→ **Exercise aim**: In the data below, find each line containing the string "name" and return it.

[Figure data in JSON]

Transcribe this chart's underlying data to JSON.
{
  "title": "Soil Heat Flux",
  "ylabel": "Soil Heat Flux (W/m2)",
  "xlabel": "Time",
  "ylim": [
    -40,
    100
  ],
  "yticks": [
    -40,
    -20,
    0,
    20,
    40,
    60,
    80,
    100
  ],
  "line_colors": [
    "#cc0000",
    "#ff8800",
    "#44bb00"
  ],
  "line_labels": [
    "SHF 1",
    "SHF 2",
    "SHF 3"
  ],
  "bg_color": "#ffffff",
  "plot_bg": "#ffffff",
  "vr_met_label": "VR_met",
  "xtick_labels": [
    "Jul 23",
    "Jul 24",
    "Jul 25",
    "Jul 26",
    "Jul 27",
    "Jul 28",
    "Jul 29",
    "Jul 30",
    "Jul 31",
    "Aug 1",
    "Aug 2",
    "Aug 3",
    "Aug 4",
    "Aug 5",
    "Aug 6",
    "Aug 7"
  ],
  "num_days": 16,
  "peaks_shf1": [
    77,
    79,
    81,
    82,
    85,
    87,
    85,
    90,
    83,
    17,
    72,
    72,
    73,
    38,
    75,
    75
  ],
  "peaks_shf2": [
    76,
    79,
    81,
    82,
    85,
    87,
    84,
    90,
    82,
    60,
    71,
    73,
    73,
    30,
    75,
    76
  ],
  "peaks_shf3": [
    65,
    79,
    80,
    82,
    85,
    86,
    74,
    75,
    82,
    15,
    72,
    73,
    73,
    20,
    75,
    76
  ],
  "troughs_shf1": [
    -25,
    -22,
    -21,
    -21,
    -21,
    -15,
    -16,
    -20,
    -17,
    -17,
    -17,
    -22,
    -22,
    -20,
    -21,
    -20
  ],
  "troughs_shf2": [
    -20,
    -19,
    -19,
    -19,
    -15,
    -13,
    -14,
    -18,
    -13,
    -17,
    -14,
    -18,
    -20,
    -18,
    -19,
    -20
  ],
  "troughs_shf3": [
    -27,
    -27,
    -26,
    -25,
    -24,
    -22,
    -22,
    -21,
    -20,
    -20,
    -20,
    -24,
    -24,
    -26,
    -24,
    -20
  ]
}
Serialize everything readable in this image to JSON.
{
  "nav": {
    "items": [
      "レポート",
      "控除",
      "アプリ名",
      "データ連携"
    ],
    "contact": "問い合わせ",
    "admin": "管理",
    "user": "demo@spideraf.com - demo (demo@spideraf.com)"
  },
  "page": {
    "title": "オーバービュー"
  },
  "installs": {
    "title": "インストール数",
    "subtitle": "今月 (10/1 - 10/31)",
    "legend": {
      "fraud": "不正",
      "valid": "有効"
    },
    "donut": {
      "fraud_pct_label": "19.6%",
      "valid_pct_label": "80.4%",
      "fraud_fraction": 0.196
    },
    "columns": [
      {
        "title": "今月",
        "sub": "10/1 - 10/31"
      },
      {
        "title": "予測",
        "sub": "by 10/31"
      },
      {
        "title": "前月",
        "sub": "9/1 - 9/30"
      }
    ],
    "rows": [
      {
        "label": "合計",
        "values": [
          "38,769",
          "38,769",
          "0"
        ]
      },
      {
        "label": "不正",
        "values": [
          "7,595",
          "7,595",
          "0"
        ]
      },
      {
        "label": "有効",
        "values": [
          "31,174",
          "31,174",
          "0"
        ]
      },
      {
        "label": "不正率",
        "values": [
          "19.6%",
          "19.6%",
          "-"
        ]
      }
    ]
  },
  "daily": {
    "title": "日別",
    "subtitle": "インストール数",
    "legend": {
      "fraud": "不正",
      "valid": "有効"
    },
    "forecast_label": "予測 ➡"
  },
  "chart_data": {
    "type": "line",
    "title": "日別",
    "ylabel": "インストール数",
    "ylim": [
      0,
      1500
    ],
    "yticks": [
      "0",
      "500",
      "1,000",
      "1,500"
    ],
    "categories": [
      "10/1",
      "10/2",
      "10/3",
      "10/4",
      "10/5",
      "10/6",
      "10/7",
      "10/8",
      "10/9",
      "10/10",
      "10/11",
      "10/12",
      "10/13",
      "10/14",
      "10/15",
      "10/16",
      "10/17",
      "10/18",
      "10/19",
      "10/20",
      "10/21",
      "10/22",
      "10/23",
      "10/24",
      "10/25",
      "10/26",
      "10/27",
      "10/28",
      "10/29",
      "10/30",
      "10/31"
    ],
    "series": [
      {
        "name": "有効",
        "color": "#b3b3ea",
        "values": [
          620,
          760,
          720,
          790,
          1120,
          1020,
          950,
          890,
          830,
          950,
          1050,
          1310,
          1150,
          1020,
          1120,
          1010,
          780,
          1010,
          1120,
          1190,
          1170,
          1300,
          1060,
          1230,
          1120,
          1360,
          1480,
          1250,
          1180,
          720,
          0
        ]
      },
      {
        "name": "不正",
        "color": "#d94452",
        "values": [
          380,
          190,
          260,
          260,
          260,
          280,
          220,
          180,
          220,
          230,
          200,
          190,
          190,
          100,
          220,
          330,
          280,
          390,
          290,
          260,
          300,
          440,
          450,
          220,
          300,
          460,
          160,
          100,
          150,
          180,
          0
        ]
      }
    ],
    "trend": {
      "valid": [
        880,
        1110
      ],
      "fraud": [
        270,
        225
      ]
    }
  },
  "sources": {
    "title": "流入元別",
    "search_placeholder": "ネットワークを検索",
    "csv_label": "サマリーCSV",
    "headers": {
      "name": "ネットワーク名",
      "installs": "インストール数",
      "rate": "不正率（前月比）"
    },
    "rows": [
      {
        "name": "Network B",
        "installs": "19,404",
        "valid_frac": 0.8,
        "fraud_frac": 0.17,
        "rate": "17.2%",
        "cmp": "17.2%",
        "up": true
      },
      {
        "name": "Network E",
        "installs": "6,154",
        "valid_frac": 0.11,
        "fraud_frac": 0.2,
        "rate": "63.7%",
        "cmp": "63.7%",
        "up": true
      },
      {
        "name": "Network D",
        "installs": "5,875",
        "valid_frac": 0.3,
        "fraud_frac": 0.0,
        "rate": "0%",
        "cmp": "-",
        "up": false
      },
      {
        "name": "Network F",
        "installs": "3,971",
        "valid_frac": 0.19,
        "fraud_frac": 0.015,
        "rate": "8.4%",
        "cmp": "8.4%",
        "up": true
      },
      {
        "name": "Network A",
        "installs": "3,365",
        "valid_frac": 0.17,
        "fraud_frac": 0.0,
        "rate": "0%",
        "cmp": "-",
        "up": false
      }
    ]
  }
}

→ **Expected answer**:
        "name": "有効",
        "name": "不正",
      "name": "ネットワーク名",
        "name": "Network B",
        "name": "Network E",
        "name": "Network D",
        "name": "Network F",
        "name": "Network A",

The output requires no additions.